Instructions for the task
Copy every line from the data below in which the string "xlabel" can be found.

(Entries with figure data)
========================================

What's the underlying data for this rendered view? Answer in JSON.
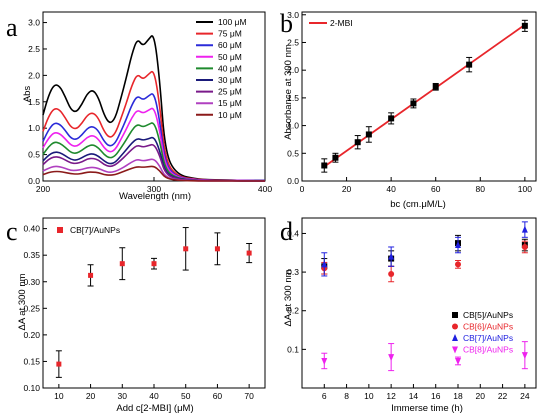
{
  "chart_data": [
    {
      "type": "line",
      "panel_label": "a",
      "xlabel": "Wavelength (nm)",
      "ylabel": "Abs",
      "xlim": [
        200,
        400
      ],
      "ylim": [
        0,
        3.2
      ],
      "xticks": [
        "200",
        "300",
        "400"
      ],
      "yticks": [
        "0.0",
        "0.5",
        "1.0",
        "1.5",
        "2.0",
        "2.5",
        "3.0"
      ],
      "legend_position": "top-right",
      "series": [
        {
          "name": "100 μM",
          "color": "#000000",
          "peaks": [
            1.83,
            1.73,
            2.8
          ],
          "x": [
            200,
            205,
            210,
            215,
            220,
            225,
            230,
            235,
            240,
            245,
            250,
            255,
            260,
            265,
            270,
            275,
            280,
            285,
            290,
            295,
            300,
            305,
            310,
            320,
            340,
            360,
            380,
            400
          ],
          "values": [
            1.25,
            1.62,
            1.83,
            1.8,
            1.6,
            1.35,
            1.3,
            1.45,
            1.66,
            1.73,
            1.58,
            1.25,
            1.08,
            1.18,
            1.55,
            1.95,
            2.4,
            2.7,
            2.55,
            2.68,
            2.8,
            1.95,
            0.55,
            0.12,
            0.03,
            0.02,
            0.01,
            0.01
          ]
        },
        {
          "name": "75 μM",
          "color": "#e8262b",
          "peaks": [
            1.38,
            1.3,
            2.11
          ],
          "x": [
            200,
            205,
            210,
            215,
            220,
            225,
            230,
            235,
            240,
            245,
            250,
            255,
            260,
            265,
            270,
            275,
            280,
            285,
            290,
            295,
            300,
            305,
            310,
            320,
            340,
            360,
            380,
            400
          ],
          "values": [
            0.94,
            1.22,
            1.38,
            1.35,
            1.2,
            1.02,
            0.98,
            1.09,
            1.25,
            1.3,
            1.19,
            0.94,
            0.81,
            0.89,
            1.17,
            1.47,
            1.81,
            2.03,
            1.92,
            2.02,
            2.11,
            1.47,
            0.41,
            0.09,
            0.02,
            0.02,
            0.01,
            0.01
          ]
        },
        {
          "name": "60 μM",
          "color": "#2b2bd9",
          "peaks": [
            1.1,
            1.04,
            1.68
          ],
          "x": [
            200,
            205,
            210,
            215,
            220,
            225,
            230,
            235,
            240,
            245,
            250,
            255,
            260,
            265,
            270,
            275,
            280,
            285,
            290,
            295,
            300,
            305,
            310,
            320,
            340,
            360,
            380,
            400
          ],
          "values": [
            0.75,
            0.97,
            1.1,
            1.08,
            0.96,
            0.81,
            0.78,
            0.87,
            1.0,
            1.04,
            0.95,
            0.75,
            0.65,
            0.71,
            0.93,
            1.17,
            1.44,
            1.62,
            1.53,
            1.61,
            1.68,
            1.17,
            0.33,
            0.07,
            0.02,
            0.01,
            0.01,
            0.01
          ]
        },
        {
          "name": "50 μM",
          "color": "#ee22ee",
          "peaks": [
            0.92,
            0.87,
            1.4
          ],
          "x": [
            200,
            205,
            210,
            215,
            220,
            225,
            230,
            235,
            240,
            245,
            250,
            255,
            260,
            265,
            270,
            275,
            280,
            285,
            290,
            295,
            300,
            305,
            310,
            320,
            340,
            360,
            380,
            400
          ],
          "values": [
            0.63,
            0.81,
            0.92,
            0.9,
            0.8,
            0.68,
            0.65,
            0.73,
            0.83,
            0.87,
            0.79,
            0.63,
            0.54,
            0.59,
            0.78,
            0.98,
            1.2,
            1.35,
            1.28,
            1.34,
            1.4,
            0.98,
            0.28,
            0.06,
            0.02,
            0.01,
            0.01,
            0.0
          ]
        },
        {
          "name": "40 μM",
          "color": "#1f8a2e",
          "peaks": [
            0.74,
            0.69,
            1.12
          ],
          "x": [
            200,
            205,
            210,
            215,
            220,
            225,
            230,
            235,
            240,
            245,
            250,
            255,
            260,
            265,
            270,
            275,
            280,
            285,
            290,
            295,
            300,
            305,
            310,
            320,
            340,
            360,
            380,
            400
          ],
          "values": [
            0.5,
            0.65,
            0.74,
            0.72,
            0.64,
            0.54,
            0.52,
            0.58,
            0.66,
            0.69,
            0.63,
            0.5,
            0.43,
            0.47,
            0.62,
            0.78,
            0.96,
            1.08,
            1.02,
            1.07,
            1.12,
            0.78,
            0.22,
            0.05,
            0.01,
            0.01,
            0.0,
            0.0
          ]
        },
        {
          "name": "30 μM",
          "color": "#1a1a7a",
          "peaks": [
            0.55,
            0.52,
            0.84
          ],
          "x": [
            200,
            205,
            210,
            215,
            220,
            225,
            230,
            235,
            240,
            245,
            250,
            255,
            260,
            265,
            270,
            275,
            280,
            285,
            290,
            295,
            300,
            305,
            310,
            320,
            340,
            360,
            380,
            400
          ],
          "values": [
            0.38,
            0.49,
            0.55,
            0.54,
            0.48,
            0.41,
            0.39,
            0.44,
            0.5,
            0.52,
            0.47,
            0.38,
            0.32,
            0.35,
            0.47,
            0.59,
            0.72,
            0.81,
            0.77,
            0.8,
            0.84,
            0.59,
            0.17,
            0.04,
            0.01,
            0.01,
            0.0,
            0.0
          ]
        },
        {
          "name": "25 μM",
          "color": "#7a1a8a",
          "peaks": [
            0.46,
            0.43,
            0.7
          ],
          "x": [
            200,
            205,
            210,
            215,
            220,
            225,
            230,
            235,
            240,
            245,
            250,
            255,
            260,
            265,
            270,
            275,
            280,
            285,
            290,
            295,
            300,
            305,
            310,
            320,
            340,
            360,
            380,
            400
          ],
          "values": [
            0.31,
            0.41,
            0.46,
            0.45,
            0.4,
            0.34,
            0.33,
            0.36,
            0.42,
            0.43,
            0.4,
            0.31,
            0.27,
            0.3,
            0.39,
            0.49,
            0.6,
            0.68,
            0.64,
            0.67,
            0.7,
            0.49,
            0.14,
            0.03,
            0.01,
            0.01,
            0.0,
            0.0
          ]
        },
        {
          "name": "15 μM",
          "color": "#b040c0",
          "peaks": [
            0.28,
            0.26,
            0.42
          ],
          "x": [
            200,
            205,
            210,
            215,
            220,
            225,
            230,
            235,
            240,
            245,
            250,
            255,
            260,
            265,
            270,
            275,
            280,
            285,
            290,
            295,
            300,
            305,
            310,
            320,
            340,
            360,
            380,
            400
          ],
          "values": [
            0.19,
            0.24,
            0.28,
            0.27,
            0.24,
            0.2,
            0.2,
            0.22,
            0.25,
            0.26,
            0.24,
            0.19,
            0.16,
            0.18,
            0.23,
            0.29,
            0.36,
            0.41,
            0.38,
            0.4,
            0.42,
            0.29,
            0.08,
            0.02,
            0.0,
            0.0,
            0.0,
            0.0
          ]
        },
        {
          "name": "10 μM",
          "color": "#8b1a1a",
          "peaks": [
            0.18,
            0.17,
            0.28
          ],
          "x": [
            200,
            205,
            210,
            215,
            220,
            225,
            230,
            235,
            240,
            245,
            250,
            255,
            260,
            265,
            270,
            275,
            280,
            285,
            290,
            295,
            300,
            305,
            310,
            320,
            340,
            360,
            380,
            400
          ],
          "values": [
            0.12,
            0.16,
            0.18,
            0.18,
            0.16,
            0.14,
            0.13,
            0.14,
            0.17,
            0.17,
            0.16,
            0.12,
            0.11,
            0.12,
            0.16,
            0.2,
            0.24,
            0.27,
            0.26,
            0.27,
            0.28,
            0.2,
            0.06,
            0.01,
            0.0,
            0.0,
            0.0,
            0.0
          ]
        }
      ]
    },
    {
      "type": "scatter",
      "panel_label": "b",
      "xlabel": "bc (cm.μM/L)",
      "ylabel": "Absorbance at 300 nm",
      "xlim": [
        0,
        105
      ],
      "ylim": [
        0,
        3.05
      ],
      "xticks": [
        "0",
        "20",
        "40",
        "60",
        "80",
        "100"
      ],
      "yticks": [
        "0.0",
        "0.5",
        "1.0",
        "1.5",
        "2.0",
        "2.5",
        "3.0"
      ],
      "legend_position": "top-left",
      "series": [
        {
          "name": "2-MBI",
          "color": "#e8262b",
          "fit_line": [
            [
              10,
              0.26
            ],
            [
              100,
              2.82
            ]
          ],
          "x": [
            10,
            15,
            25,
            30,
            40,
            50,
            60,
            75,
            100
          ],
          "values": [
            0.28,
            0.42,
            0.7,
            0.84,
            1.13,
            1.4,
            1.7,
            2.1,
            2.8
          ],
          "errors": [
            0.12,
            0.08,
            0.12,
            0.14,
            0.1,
            0.08,
            0.06,
            0.13,
            0.1
          ]
        }
      ]
    },
    {
      "type": "scatter",
      "panel_label": "c",
      "xlabel": "Add c[2-MBI] (μM)",
      "ylabel": "ΔA at 300 nm",
      "xlim": [
        5,
        75
      ],
      "ylim": [
        0.1,
        0.42
      ],
      "xticks": [
        "10",
        "20",
        "30",
        "40",
        "50",
        "60",
        "70"
      ],
      "yticks": [
        "0.10",
        "0.15",
        "0.20",
        "0.25",
        "0.30",
        "0.35",
        "0.40"
      ],
      "legend_position": "top-left",
      "series": [
        {
          "name": "CB[7]/AuNPs",
          "color": "#e8262b",
          "marker": "square-legend",
          "x": [
            10,
            20,
            30,
            40,
            50,
            60,
            70
          ],
          "values": [
            0.145,
            0.312,
            0.334,
            0.334,
            0.362,
            0.362,
            0.354
          ],
          "errors": [
            0.025,
            0.02,
            0.03,
            0.01,
            0.04,
            0.03,
            0.018
          ]
        }
      ]
    },
    {
      "type": "scatter",
      "panel_label": "d",
      "xlabel": "Immerse time (h)",
      "ylabel": "ΔA at 300 nm",
      "xlim": [
        4,
        25
      ],
      "ylim": [
        0.0,
        0.44
      ],
      "xticks": [
        "6",
        "8",
        "10",
        "12",
        "14",
        "16",
        "18",
        "20",
        "22",
        "24"
      ],
      "yticks": [
        "0.1",
        "0.2",
        "0.3",
        "0.4"
      ],
      "legend_position": "bottom-right",
      "series": [
        {
          "name": "CB[5]/AuNPs",
          "color": "#000000",
          "marker": "square",
          "x": [
            6,
            12,
            18,
            24
          ],
          "values": [
            0.315,
            0.335,
            0.375,
            0.37
          ],
          "errors": [
            0.02,
            0.02,
            0.02,
            0.015
          ]
        },
        {
          "name": "CB[6]/AuNPs",
          "color": "#e8262b",
          "marker": "circle",
          "x": [
            6,
            12,
            18,
            24
          ],
          "values": [
            0.31,
            0.295,
            0.32,
            0.365
          ],
          "errors": [
            0.015,
            0.02,
            0.01,
            0.015
          ]
        },
        {
          "name": "CB[7]/AuNPs",
          "color": "#2020e0",
          "marker": "triangle-up",
          "x": [
            6,
            12,
            18,
            24
          ],
          "values": [
            0.32,
            0.34,
            0.37,
            0.41
          ],
          "errors": [
            0.03,
            0.025,
            0.02,
            0.02
          ]
        },
        {
          "name": "CB[8]/AuNPs",
          "color": "#ee22ee",
          "marker": "triangle-down",
          "x": [
            6,
            12,
            18,
            24
          ],
          "values": [
            0.07,
            0.08,
            0.07,
            0.085
          ],
          "errors": [
            0.02,
            0.035,
            0.01,
            0.035
          ]
        }
      ]
    }
  ]
}
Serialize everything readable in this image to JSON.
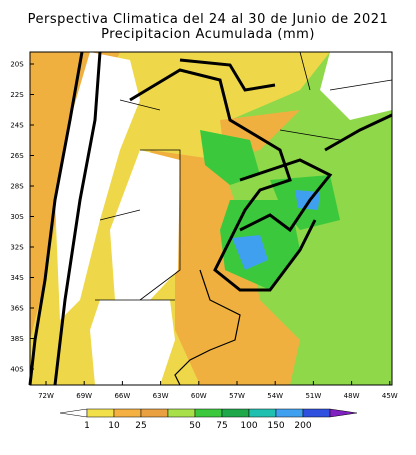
{
  "header": {
    "title": "Perspectiva Climatica del 24 al 30 de Junio de 2021",
    "subtitle": "Precipitacion Acumulada (mm)"
  },
  "map": {
    "lat_labels": [
      "20S",
      "22S",
      "24S",
      "26S",
      "28S",
      "30S",
      "32S",
      "34S",
      "36S",
      "38S",
      "40S"
    ],
    "lon_labels": [
      "72W",
      "69W",
      "66W",
      "63W",
      "60W",
      "57W",
      "54W",
      "51W",
      "48W",
      "45W"
    ]
  },
  "legend": {
    "labels": [
      "1",
      "10",
      "25",
      "50",
      "75",
      "100",
      "150",
      "200"
    ],
    "colors": [
      "#ffffff",
      "#f2e04a",
      "#f4b040",
      "#e8a040",
      "#a8e04a",
      "#3cc83c",
      "#1ea84a",
      "#20c0b0",
      "#40a0f0",
      "#3050e0",
      "#8020c0"
    ]
  }
}
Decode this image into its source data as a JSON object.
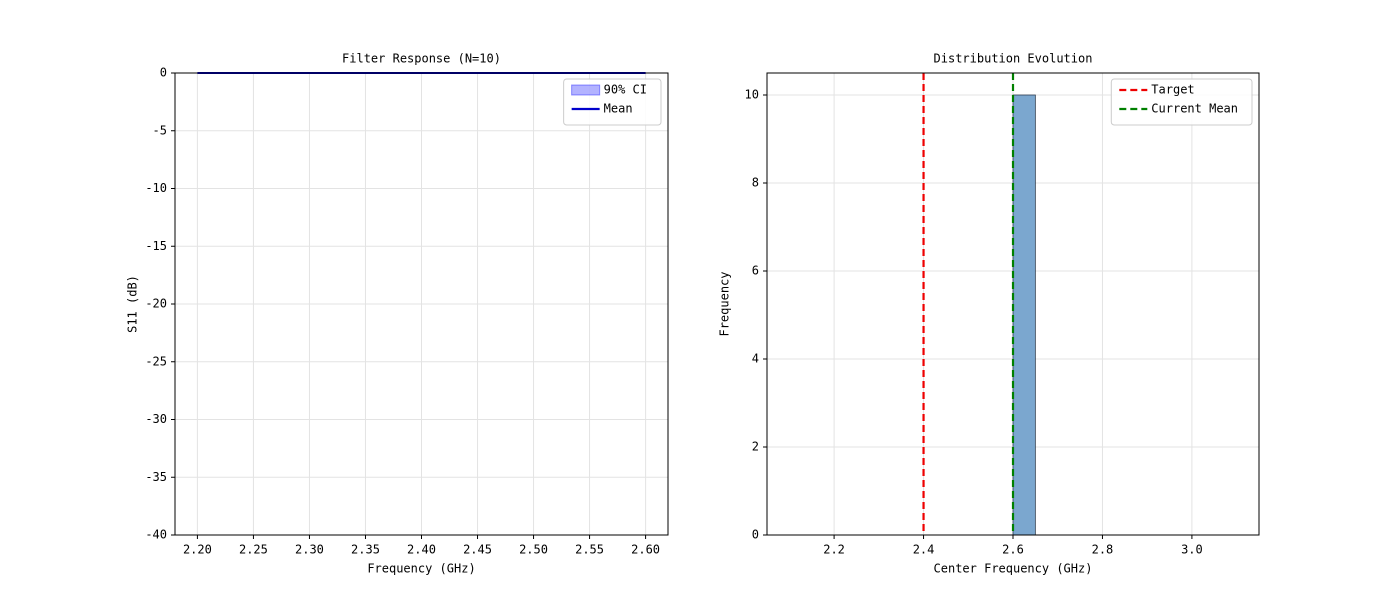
{
  "chart_data": [
    {
      "type": "line",
      "title": "Filter Response (N=10)",
      "xlabel": "Frequency (GHz)",
      "ylabel": "S11 (dB)",
      "x": [
        2.2,
        2.25,
        2.3,
        2.35,
        2.4,
        2.45,
        2.5,
        2.55,
        2.6
      ],
      "band": {
        "name": "90% CI",
        "color": "#0000ff",
        "lower": [
          0,
          0,
          0,
          0,
          0,
          0,
          0,
          0,
          0
        ],
        "upper": [
          0,
          0,
          0,
          0,
          0,
          0,
          0,
          0,
          0
        ]
      },
      "series": [
        {
          "name": "Mean",
          "color": "#0000cc",
          "values": [
            0,
            0,
            0,
            0,
            0,
            0,
            0,
            0,
            0
          ]
        }
      ],
      "xlim": [
        2.18,
        2.62
      ],
      "xticks": [
        {
          "value": 2.2,
          "label": "2.20"
        },
        {
          "value": 2.25,
          "label": "2.25"
        },
        {
          "value": 2.3,
          "label": "2.30"
        },
        {
          "value": 2.35,
          "label": "2.35"
        },
        {
          "value": 2.4,
          "label": "2.40"
        },
        {
          "value": 2.45,
          "label": "2.45"
        },
        {
          "value": 2.5,
          "label": "2.50"
        },
        {
          "value": 2.55,
          "label": "2.55"
        },
        {
          "value": 2.6,
          "label": "2.60"
        }
      ],
      "ylim": [
        -40,
        0
      ],
      "yticks": [
        -40,
        -35,
        -30,
        -25,
        -20,
        -15,
        -10,
        -5,
        0
      ],
      "grid": true,
      "legend": "upper right"
    },
    {
      "type": "histogram",
      "title": "Distribution Evolution",
      "xlabel": "Center Frequency (GHz)",
      "ylabel": "Frequency",
      "bins": [
        2.1,
        2.15,
        2.2,
        2.25,
        2.3,
        2.35,
        2.4,
        2.45,
        2.5,
        2.55,
        2.6,
        2.65,
        2.7,
        2.75,
        2.8,
        2.85,
        2.9,
        2.95,
        3.0,
        3.05,
        3.1
      ],
      "counts": [
        0,
        0,
        0,
        0,
        0,
        0,
        0,
        0,
        0,
        0,
        10,
        0,
        0,
        0,
        0,
        0,
        0,
        0,
        0,
        0
      ],
      "color": "#7ba7cf",
      "vlines": [
        {
          "name": "Target",
          "value": 2.4,
          "color": "#ee0000"
        },
        {
          "name": "Current Mean",
          "value": 2.6,
          "color": "#008000"
        }
      ],
      "xlim": [
        2.05,
        3.15
      ],
      "xticks": [
        2.2,
        2.4,
        2.6,
        2.8,
        {
          "value": 3.0,
          "label": "3.0"
        }
      ],
      "ylim": [
        0,
        10.5
      ],
      "yticks": [
        0,
        2,
        4,
        6,
        8,
        10
      ],
      "grid": true,
      "legend": "upper right"
    }
  ]
}
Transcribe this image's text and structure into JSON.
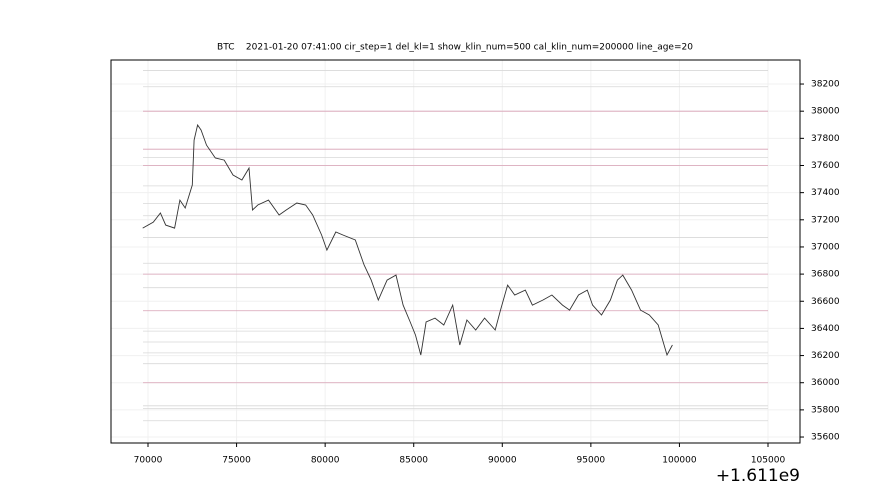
{
  "chart_data": {
    "type": "line",
    "title": "BTC    2021-01-20 07:41:00 cir_step=1 del_kl=1 show_klin_num=500 cal_klin_num=200000 line_age=20",
    "x_offset_label": "+1.611e9",
    "x": [
      69700,
      70300,
      70700,
      71000,
      71500,
      71800,
      72100,
      72500,
      72600,
      72800,
      73000,
      73300,
      73800,
      74300,
      74800,
      75300,
      75700,
      75900,
      76200,
      76800,
      77400,
      77800,
      78400,
      78900,
      79300,
      79800,
      80100,
      80600,
      81000,
      81700,
      82200,
      82600,
      83000,
      83500,
      84000,
      84400,
      84800,
      85100,
      85400,
      85700,
      86200,
      86700,
      87200,
      87600,
      88000,
      88500,
      89000,
      89600,
      89900,
      90300,
      90700,
      91300,
      91700,
      92300,
      92800,
      93400,
      93800,
      94300,
      94800,
      95100,
      95600,
      96100,
      96500,
      96800,
      97300,
      97800,
      98300,
      98800,
      99300,
      99600
    ],
    "series": [
      {
        "name": "BTC",
        "color": "#333333",
        "values": [
          37139,
          37183,
          37250,
          37161,
          37139,
          37345,
          37287,
          37456,
          37787,
          37898,
          37861,
          37750,
          37655,
          37640,
          37530,
          37493,
          37581,
          37272,
          37309,
          37345,
          37235,
          37272,
          37324,
          37309,
          37235,
          37088,
          36977,
          37110,
          37088,
          37051,
          36867,
          36756,
          36609,
          36756,
          36793,
          36572,
          36447,
          36351,
          36204,
          36447,
          36476,
          36425,
          36572,
          36278,
          36462,
          36388,
          36476,
          36388,
          36535,
          36719,
          36646,
          36682,
          36572,
          36609,
          36646,
          36572,
          36535,
          36646,
          36682,
          36572,
          36499,
          36609,
          36756,
          36793,
          36682,
          36535,
          36499,
          36425,
          36204,
          36278
        ]
      }
    ],
    "levels": [
      {
        "value": 38000,
        "color": "#d8a0b4"
      },
      {
        "value": 37720,
        "color": "#d8a0b4"
      },
      {
        "value": 37600,
        "color": "#d8a0b4"
      },
      {
        "value": 36800,
        "color": "#d8a0b4"
      },
      {
        "value": 36530,
        "color": "#d8a0b4"
      },
      {
        "value": 36000,
        "color": "#d8a0b4"
      },
      {
        "value": 38300,
        "color": "#d8d8d8"
      },
      {
        "value": 38180,
        "color": "#d8d8d8"
      },
      {
        "value": 37660,
        "color": "#d8d8d8"
      },
      {
        "value": 37450,
        "color": "#d8d8d8"
      },
      {
        "value": 37320,
        "color": "#d8d8d8"
      },
      {
        "value": 37230,
        "color": "#d8d8d8"
      },
      {
        "value": 37070,
        "color": "#d8d8d8"
      },
      {
        "value": 36880,
        "color": "#d8d8d8"
      },
      {
        "value": 36700,
        "color": "#d8d8d8"
      },
      {
        "value": 36380,
        "color": "#d8d8d8"
      },
      {
        "value": 36300,
        "color": "#d8d8d8"
      },
      {
        "value": 36220,
        "color": "#d8d8d8"
      },
      {
        "value": 36140,
        "color": "#d8d8d8"
      },
      {
        "value": 35830,
        "color": "#d8d8d8"
      },
      {
        "value": 35810,
        "color": "#d8d8d8"
      },
      {
        "value": 35720,
        "color": "#d8d8d8"
      }
    ],
    "xlim": [
      67911,
      106806
    ],
    "ylim": [
      35556,
      38377
    ],
    "xticks": [
      70000,
      75000,
      80000,
      85000,
      90000,
      95000,
      100000,
      105000
    ],
    "yticks": [
      35600,
      35800,
      36000,
      36200,
      36400,
      36600,
      36800,
      37000,
      37200,
      37400,
      37600,
      37800,
      38000,
      38200
    ],
    "y_axis_side": "right",
    "grid": true
  }
}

========================================

Written solution
      "xlabel": "Wavelength (nm)",
      "xlabel": "bc (cm.μM/L)",
      "xlabel": "Add c[2-MBI] (μM)",
      "xlabel": "Immerse time (h)",
      "xlabel": "Frequency (GHz)",
      "xlabel": "Center Frequency (GHz)",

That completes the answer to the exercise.